**Consigna**.
Reescribe el fragmento sobre la mujer en la Iglesia entre "Propongo un sencillo" y "TE AMO (Glenda)", ambos incluidos, sustituyendo "esquema" por "guion".

**Fragmento**.
Maite López
De la mujer en la Iglesia se han dicho muchas cosas. En realidad, salta a la vista que las mujeres dentro del Pueblo de Dios “somos legión”, aplastante mayoría: madres de familia, catequistas, sacristanas y ayudantes de todo tipo, miembros de los consejos parroquiales, monjas de clausura, religiosas de vida apostólica, laicas consagradas, jóvenes voluntarias en ONGs, asociaciones diocesanas y parroquiales, movimientos y comunidades de base, profesoras de religión, teólogas, acompañantes, maestras del espíritu, directoras de ejercicios, expertas en diversas materias y un largo etcétera de múltiples presencias.
No estoy tan segura de que esto signifique una justa y adecuada valoración de lo que realmente aportamos. Las mujeres en la Iglesia somos un potencial de vida enorme, no siempre reconocido, ni siquiera a veces entre nosotras mismas. Por eso mi mejor manera de hacer “denuncia profética” es sacar a la luz esta riqueza que llevamos dentro. Mi aportación quiere ser algo sencillo y, sobre todo, desde el corazón, para lo cual se me ocurre volver la mirada al evangelio.
Impresiona la capacidad de Jesús de descubrir, acoger y potenciar lo mejor que cada mujer puede dar. Él sí que apreció, de manera única, nuestra particular sensibilidad y capacidad de comunicar a Dios, tanto que quiso vincularnos fuertemente a su vida y misión, incluyéndonos entre su grupo de sus más allegados. Os invito a orar quedándonos en silencio, mirando, escuchando y dejándonos conducir por Jesús, destacando algunos rasgos que las mujeres aportamos a la Iglesia vistos desde el Evangelio, desde Jesús.
Propongo un sencillo esquema –simplemente orientativo- para hacer una oración en grupo, que siempre puede convertirse en un momento de diálogo personal con el Señor. Como introducción o motivación puede valer la lectura del párrafo anterior o un comentario en la misma línea. Los cantos que yo propongo (los que yo escogería si animara la oración) deberían ser sustituidos por otros que se consideren más adecuados y que inviten a la participación de todos.
ORACIÓN
Canto: TÚ SABES QUE TE AMO (Glenda)
No me preguntes, si te amo…
si te amo, si te amo, si te…
Tú lo sabes todo, Tú sabes que te amo…
Tú sabes que te amo, Tú sabes que te amo.

Registros de una colección

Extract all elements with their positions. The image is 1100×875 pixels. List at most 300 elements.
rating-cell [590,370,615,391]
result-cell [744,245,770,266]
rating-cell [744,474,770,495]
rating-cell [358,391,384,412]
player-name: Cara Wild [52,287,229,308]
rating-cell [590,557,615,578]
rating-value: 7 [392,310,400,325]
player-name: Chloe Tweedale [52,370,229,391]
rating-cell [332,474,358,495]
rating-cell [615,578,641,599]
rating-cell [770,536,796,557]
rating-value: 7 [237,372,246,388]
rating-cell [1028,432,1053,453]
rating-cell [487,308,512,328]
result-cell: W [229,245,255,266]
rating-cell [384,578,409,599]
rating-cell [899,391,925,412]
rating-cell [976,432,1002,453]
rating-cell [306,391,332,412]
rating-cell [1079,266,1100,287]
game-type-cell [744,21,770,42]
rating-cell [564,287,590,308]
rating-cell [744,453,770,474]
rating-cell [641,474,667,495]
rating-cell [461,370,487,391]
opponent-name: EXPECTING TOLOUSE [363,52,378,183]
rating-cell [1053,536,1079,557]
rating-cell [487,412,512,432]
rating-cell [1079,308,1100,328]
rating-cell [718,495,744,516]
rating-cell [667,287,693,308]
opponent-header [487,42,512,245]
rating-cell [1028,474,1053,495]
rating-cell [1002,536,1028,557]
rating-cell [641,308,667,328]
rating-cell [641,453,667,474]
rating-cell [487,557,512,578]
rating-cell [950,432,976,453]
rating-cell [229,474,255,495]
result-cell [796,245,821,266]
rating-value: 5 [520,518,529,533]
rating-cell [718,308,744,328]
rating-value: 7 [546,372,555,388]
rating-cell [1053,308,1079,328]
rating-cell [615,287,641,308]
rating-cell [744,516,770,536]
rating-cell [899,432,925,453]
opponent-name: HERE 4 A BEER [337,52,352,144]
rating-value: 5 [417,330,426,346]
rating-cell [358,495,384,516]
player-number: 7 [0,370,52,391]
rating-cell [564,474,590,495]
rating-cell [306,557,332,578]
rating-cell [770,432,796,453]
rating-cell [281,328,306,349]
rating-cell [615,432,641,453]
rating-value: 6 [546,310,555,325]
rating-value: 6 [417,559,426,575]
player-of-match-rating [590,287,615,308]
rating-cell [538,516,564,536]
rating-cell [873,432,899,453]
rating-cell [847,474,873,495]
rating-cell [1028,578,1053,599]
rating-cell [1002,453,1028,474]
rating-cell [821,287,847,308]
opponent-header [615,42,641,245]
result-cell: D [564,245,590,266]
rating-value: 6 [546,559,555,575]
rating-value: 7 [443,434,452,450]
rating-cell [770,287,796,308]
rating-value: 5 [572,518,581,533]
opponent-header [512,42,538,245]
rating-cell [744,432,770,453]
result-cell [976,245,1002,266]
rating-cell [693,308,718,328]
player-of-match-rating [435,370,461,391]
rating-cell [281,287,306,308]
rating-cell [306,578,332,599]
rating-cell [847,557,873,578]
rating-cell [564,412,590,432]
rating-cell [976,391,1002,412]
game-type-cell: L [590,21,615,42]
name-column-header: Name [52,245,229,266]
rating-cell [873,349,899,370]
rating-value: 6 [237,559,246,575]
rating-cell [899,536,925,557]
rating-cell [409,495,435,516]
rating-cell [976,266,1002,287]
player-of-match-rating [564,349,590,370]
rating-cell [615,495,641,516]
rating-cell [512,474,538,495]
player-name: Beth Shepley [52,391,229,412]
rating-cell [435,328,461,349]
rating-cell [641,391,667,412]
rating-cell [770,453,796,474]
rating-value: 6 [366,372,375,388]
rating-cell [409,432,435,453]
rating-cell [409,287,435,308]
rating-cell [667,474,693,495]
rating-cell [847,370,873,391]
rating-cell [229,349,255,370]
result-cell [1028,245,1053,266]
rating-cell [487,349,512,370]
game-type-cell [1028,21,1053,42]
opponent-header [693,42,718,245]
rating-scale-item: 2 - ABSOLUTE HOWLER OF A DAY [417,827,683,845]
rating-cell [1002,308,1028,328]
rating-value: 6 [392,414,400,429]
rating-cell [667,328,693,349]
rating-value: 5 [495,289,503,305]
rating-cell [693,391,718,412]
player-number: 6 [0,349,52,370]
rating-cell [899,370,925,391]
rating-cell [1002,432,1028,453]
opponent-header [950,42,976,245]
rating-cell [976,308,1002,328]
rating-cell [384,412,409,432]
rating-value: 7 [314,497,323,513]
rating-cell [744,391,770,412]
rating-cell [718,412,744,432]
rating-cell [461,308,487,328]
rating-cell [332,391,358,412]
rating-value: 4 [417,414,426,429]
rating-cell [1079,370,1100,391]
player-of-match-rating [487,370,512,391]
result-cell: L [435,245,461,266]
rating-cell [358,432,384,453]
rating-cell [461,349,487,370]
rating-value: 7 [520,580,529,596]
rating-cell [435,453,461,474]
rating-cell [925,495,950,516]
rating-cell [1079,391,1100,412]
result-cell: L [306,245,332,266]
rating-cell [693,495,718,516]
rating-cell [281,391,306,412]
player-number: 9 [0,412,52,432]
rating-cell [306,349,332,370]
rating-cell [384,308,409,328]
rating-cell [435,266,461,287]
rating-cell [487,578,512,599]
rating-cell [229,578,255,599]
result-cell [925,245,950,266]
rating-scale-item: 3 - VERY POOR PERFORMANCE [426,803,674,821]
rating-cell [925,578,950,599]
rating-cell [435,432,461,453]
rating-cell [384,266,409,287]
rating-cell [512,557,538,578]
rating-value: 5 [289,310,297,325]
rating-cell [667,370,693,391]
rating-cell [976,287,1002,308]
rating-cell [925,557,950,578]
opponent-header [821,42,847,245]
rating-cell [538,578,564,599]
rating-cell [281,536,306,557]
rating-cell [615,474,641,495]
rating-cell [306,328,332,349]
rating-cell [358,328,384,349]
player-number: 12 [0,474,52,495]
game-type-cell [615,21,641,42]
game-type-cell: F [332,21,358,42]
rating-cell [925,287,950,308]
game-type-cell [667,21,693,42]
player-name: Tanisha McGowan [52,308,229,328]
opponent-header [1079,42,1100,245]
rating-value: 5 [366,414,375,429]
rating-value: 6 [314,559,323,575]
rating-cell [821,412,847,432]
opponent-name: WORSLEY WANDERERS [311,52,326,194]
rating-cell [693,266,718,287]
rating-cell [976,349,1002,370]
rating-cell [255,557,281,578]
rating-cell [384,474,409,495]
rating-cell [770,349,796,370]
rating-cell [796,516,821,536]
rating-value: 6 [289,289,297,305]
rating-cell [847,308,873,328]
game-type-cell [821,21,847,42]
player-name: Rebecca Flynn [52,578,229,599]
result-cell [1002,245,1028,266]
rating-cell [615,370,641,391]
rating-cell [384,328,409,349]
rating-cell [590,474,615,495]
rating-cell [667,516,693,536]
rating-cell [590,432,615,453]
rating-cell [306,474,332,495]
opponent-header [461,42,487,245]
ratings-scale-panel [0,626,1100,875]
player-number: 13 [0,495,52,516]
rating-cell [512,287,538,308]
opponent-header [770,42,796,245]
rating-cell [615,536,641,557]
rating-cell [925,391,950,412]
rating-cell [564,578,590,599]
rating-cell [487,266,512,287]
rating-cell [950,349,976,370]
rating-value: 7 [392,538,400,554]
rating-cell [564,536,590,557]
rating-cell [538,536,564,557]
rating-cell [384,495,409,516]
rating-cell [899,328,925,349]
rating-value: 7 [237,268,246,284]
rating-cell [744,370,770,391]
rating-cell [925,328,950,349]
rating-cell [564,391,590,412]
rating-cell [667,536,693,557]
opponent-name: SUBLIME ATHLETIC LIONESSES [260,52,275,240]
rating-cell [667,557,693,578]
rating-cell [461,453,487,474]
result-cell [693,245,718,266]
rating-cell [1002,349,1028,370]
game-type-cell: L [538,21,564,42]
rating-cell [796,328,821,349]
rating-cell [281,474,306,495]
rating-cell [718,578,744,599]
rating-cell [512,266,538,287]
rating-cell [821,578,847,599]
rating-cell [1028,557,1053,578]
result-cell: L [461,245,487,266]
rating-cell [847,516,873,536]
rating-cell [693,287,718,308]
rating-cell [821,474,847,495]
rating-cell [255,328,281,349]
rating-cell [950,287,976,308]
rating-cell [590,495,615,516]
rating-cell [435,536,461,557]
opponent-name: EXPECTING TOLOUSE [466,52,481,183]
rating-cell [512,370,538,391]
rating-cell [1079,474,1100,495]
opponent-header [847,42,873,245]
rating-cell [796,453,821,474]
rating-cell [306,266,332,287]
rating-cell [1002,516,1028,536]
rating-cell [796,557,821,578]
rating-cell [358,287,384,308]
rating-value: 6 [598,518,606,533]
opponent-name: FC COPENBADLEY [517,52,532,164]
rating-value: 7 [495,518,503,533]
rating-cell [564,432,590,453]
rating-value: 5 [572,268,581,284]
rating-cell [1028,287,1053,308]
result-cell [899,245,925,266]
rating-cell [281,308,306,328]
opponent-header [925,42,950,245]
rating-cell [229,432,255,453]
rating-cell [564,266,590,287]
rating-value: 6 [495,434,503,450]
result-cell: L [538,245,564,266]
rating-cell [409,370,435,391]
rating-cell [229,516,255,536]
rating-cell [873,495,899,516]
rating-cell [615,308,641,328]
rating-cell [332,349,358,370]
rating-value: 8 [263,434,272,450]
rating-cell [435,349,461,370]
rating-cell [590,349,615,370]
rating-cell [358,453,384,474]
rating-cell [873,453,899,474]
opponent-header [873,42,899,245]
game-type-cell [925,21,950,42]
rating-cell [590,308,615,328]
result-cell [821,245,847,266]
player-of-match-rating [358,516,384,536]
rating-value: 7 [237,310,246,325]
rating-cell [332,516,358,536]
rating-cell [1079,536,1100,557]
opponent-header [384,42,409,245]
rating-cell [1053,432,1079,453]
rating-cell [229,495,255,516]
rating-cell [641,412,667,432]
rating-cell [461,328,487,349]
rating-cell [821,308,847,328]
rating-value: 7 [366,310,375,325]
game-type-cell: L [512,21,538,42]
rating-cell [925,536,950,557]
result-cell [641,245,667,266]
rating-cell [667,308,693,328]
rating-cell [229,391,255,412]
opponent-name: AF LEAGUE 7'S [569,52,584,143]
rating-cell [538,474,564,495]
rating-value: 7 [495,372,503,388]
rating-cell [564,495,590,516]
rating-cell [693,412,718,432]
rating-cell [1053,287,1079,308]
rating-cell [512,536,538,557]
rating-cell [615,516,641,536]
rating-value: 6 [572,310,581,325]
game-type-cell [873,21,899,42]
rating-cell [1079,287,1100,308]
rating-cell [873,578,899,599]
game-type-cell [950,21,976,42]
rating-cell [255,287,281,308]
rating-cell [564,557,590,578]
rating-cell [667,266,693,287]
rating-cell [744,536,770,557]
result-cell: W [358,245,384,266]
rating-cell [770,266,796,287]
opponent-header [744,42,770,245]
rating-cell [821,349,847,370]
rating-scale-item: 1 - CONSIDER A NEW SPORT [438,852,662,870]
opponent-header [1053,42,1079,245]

**Respuesta**.
Propongo un sencillo guion –simplemente orientativo- para hacer una oración en grupo, que siempre puede convertirse en un momento de diálogo personal con el Señor. Como introducción o motivación puede valer la lectura del párrafo anterior o un comentario en la misma línea. Los cantos que yo propongo (los que yo escogería si animara la oración) deberían ser sustituidos por otros que se consideren más adecuados y que inviten a la participación de todos.
ORACIÓN
Canto: TÚ SABES QUE TE AMO (Glenda)